** Begin Given data **

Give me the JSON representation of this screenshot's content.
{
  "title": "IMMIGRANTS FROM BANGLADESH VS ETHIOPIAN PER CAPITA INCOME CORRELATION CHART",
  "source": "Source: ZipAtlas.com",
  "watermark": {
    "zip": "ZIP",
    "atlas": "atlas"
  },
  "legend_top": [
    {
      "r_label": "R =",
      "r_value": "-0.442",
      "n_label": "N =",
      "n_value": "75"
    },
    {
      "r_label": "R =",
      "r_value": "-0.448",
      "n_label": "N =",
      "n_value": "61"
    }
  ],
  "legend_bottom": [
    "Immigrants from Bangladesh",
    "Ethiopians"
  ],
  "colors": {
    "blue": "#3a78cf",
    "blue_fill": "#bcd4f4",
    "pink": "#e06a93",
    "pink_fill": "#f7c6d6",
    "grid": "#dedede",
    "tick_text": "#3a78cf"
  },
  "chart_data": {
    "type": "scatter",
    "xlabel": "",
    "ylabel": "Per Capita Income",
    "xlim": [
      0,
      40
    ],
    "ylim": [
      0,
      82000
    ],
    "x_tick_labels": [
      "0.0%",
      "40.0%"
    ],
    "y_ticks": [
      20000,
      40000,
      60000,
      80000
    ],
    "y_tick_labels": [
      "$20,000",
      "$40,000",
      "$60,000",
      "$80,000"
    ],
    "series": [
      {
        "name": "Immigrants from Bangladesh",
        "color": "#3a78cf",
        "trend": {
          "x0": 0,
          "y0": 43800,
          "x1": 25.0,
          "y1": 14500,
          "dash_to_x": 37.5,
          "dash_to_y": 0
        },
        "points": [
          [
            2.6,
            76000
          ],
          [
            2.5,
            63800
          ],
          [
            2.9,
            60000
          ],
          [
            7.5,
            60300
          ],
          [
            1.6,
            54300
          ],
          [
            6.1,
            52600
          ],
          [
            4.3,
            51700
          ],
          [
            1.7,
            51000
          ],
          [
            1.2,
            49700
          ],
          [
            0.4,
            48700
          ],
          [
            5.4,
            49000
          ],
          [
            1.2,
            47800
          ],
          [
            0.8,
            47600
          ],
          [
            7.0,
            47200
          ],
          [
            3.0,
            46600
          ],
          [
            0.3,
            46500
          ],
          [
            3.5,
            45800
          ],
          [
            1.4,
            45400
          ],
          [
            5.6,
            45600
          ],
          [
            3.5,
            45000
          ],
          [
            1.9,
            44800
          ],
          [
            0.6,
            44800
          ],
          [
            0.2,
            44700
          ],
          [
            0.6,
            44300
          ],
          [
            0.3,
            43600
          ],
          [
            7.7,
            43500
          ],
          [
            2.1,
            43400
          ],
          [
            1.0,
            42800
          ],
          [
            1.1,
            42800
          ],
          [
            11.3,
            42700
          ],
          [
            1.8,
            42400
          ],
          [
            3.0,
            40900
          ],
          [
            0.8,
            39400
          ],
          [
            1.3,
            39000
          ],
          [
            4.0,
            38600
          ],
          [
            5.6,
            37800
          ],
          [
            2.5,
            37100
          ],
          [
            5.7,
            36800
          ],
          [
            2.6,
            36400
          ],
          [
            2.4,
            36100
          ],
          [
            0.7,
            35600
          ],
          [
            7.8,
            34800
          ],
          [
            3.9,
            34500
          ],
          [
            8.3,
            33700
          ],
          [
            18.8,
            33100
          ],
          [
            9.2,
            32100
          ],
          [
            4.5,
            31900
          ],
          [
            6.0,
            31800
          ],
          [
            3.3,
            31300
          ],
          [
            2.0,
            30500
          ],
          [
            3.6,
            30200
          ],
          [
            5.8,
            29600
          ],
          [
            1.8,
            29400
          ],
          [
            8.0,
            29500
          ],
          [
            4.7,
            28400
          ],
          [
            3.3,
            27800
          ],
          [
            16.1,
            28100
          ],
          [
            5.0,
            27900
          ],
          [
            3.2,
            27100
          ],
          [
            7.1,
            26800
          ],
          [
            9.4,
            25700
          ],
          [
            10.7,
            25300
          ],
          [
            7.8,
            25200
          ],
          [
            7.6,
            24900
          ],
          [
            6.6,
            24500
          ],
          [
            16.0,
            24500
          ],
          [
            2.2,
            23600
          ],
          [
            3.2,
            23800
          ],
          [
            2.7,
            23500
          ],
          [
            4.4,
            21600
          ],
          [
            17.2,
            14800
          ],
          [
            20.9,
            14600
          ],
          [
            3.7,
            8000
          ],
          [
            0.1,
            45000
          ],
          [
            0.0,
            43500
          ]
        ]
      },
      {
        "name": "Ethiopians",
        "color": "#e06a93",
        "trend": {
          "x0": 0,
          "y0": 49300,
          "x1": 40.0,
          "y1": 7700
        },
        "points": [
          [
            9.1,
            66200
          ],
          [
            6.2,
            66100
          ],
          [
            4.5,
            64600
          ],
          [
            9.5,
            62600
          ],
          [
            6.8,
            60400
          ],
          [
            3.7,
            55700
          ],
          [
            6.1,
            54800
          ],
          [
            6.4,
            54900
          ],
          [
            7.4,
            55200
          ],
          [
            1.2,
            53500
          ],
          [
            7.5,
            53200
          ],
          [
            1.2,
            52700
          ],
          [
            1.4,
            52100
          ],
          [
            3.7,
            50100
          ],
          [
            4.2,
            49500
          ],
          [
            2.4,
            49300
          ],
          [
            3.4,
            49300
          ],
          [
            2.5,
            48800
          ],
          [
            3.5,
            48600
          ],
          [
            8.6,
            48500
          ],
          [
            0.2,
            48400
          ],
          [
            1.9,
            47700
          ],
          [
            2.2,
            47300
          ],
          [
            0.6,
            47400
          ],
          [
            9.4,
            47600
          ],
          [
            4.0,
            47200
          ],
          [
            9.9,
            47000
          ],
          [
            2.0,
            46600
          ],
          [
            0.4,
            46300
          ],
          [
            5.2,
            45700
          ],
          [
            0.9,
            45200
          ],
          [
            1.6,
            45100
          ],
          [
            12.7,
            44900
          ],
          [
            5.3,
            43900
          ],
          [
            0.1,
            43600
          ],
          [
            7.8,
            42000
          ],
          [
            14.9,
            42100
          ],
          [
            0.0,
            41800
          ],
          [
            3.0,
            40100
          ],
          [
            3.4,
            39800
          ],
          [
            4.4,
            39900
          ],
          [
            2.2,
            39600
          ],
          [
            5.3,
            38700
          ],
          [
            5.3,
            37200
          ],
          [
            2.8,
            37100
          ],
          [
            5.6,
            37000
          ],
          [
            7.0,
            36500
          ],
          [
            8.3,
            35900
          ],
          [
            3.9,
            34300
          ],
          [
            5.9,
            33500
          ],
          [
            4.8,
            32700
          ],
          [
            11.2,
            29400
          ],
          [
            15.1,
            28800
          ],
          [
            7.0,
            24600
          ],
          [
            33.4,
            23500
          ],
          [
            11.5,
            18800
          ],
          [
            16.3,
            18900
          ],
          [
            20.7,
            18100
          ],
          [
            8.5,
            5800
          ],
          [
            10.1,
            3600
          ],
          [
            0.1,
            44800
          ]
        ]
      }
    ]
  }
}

** End Given data **
** Begin Given data **

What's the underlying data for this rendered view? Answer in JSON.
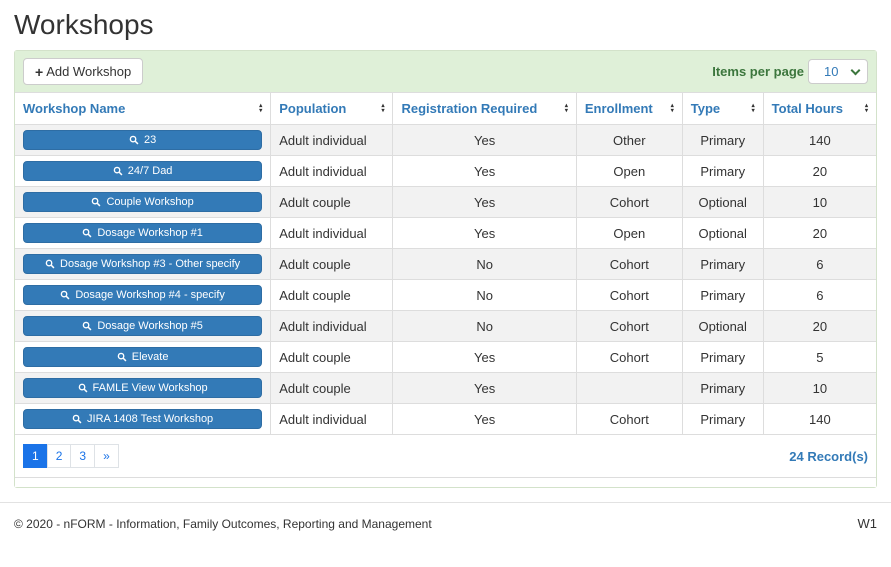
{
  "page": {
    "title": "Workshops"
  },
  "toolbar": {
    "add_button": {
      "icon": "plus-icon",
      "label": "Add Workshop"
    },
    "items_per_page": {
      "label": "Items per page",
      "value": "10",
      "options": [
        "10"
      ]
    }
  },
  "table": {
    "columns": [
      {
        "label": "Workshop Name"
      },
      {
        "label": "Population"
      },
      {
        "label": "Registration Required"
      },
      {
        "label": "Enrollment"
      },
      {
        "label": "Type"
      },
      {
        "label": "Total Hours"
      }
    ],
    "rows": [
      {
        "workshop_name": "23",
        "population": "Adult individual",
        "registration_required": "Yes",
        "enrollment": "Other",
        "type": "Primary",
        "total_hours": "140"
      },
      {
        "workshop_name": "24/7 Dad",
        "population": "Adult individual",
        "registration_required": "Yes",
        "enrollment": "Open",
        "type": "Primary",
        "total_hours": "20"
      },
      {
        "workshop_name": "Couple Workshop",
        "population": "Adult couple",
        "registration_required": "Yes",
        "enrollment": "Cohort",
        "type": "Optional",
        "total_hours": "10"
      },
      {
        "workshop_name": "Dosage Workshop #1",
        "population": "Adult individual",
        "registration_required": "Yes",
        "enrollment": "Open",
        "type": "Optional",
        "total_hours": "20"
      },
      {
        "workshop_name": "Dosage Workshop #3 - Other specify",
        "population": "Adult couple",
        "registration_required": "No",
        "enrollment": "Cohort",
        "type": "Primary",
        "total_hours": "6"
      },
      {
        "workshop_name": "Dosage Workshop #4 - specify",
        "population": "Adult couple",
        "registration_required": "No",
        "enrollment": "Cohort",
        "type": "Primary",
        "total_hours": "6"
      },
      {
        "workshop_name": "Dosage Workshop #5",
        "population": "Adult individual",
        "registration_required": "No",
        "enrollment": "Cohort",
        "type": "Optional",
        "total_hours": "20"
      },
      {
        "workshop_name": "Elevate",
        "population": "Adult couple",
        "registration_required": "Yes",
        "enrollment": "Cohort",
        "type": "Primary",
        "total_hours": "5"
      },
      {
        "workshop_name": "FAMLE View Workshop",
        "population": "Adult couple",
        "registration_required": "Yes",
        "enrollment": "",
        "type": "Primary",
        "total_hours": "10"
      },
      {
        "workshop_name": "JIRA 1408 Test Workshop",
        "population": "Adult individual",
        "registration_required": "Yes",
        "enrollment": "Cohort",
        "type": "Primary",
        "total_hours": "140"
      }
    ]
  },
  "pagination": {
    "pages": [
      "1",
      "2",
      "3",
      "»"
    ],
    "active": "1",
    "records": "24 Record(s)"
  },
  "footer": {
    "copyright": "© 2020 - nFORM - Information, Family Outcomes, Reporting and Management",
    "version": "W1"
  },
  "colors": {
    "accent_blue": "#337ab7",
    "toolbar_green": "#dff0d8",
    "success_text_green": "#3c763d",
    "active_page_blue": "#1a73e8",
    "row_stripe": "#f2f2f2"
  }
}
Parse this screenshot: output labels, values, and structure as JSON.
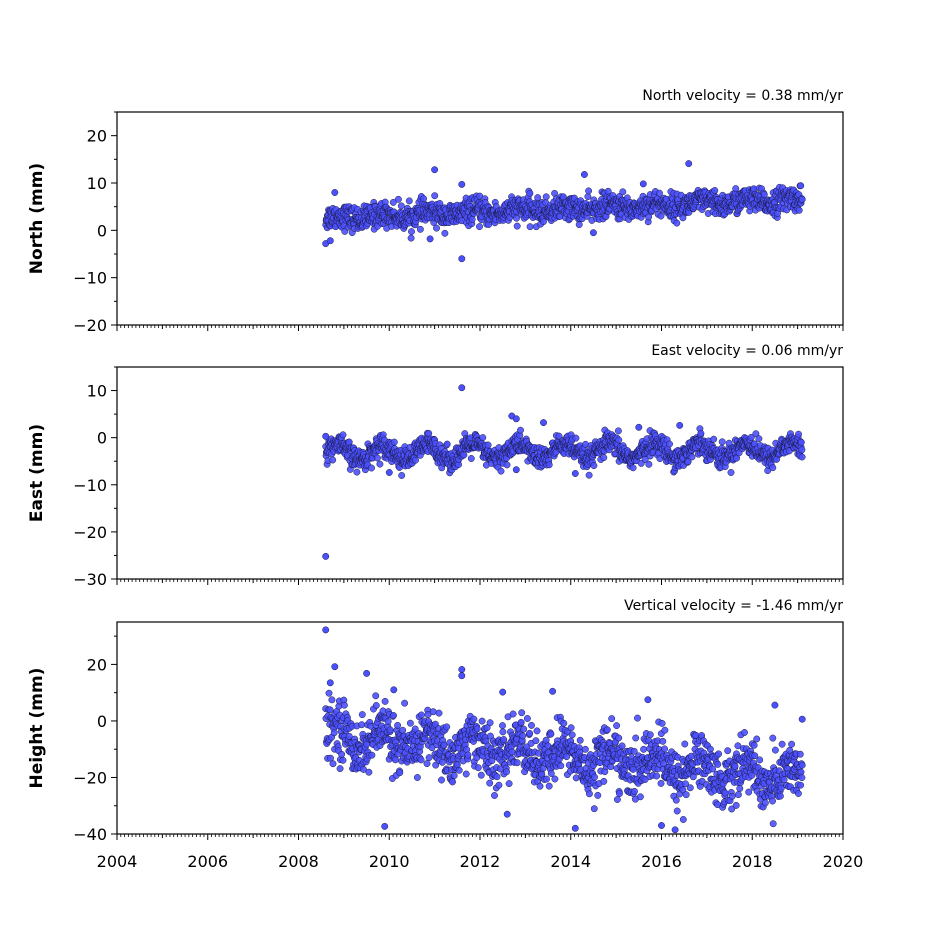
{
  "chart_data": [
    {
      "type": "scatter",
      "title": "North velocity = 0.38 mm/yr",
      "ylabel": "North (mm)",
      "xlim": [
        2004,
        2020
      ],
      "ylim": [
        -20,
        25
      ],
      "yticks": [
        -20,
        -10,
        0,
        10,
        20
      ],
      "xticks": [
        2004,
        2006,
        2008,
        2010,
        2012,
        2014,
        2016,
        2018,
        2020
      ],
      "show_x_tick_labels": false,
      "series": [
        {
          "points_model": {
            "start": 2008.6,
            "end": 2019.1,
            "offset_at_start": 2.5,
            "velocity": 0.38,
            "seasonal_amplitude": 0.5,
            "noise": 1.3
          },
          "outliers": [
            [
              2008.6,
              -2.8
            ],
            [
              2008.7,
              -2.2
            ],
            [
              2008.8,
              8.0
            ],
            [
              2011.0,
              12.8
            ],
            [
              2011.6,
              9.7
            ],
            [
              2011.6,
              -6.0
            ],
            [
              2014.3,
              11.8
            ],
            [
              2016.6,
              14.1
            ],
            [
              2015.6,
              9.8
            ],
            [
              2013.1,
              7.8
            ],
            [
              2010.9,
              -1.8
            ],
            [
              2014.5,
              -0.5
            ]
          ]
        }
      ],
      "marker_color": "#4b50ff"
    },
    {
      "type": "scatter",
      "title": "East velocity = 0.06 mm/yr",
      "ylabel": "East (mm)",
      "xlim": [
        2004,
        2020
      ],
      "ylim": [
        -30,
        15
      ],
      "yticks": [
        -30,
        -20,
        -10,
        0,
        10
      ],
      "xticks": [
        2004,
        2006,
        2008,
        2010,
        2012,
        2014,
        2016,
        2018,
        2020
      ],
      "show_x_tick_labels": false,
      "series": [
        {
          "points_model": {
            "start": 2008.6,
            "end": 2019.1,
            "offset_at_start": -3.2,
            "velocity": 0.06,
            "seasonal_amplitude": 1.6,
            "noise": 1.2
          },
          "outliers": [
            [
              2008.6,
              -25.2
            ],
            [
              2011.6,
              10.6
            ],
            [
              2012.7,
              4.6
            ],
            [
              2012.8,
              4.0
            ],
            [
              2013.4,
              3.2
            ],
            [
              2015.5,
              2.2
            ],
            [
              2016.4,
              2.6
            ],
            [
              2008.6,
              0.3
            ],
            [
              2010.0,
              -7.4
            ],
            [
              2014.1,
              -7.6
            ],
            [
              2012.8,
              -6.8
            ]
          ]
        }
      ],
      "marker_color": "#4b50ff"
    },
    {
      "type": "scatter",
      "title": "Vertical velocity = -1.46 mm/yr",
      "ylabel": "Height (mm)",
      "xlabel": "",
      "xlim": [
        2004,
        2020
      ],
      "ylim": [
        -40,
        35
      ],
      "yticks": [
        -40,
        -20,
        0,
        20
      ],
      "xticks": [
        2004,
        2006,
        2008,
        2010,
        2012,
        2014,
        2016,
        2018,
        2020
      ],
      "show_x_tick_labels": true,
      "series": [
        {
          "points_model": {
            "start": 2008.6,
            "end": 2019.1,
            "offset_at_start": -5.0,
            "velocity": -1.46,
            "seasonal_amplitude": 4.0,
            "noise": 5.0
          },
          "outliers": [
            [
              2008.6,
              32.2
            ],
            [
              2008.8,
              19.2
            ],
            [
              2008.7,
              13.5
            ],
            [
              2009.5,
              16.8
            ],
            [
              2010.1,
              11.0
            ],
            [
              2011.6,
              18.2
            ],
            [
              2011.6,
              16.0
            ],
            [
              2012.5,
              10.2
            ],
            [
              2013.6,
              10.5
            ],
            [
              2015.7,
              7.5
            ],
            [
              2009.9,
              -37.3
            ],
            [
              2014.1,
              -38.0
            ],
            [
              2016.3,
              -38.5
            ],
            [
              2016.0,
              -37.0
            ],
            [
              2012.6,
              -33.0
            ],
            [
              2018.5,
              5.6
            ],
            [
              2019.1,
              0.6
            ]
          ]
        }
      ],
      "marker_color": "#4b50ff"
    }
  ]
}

** End Given data **

Short problem: Copy each line of the records containing the string "North".

Solution to this problem:
      "title": "North velocity = 0.38 mm/yr",
      "ylabel": "North (mm)",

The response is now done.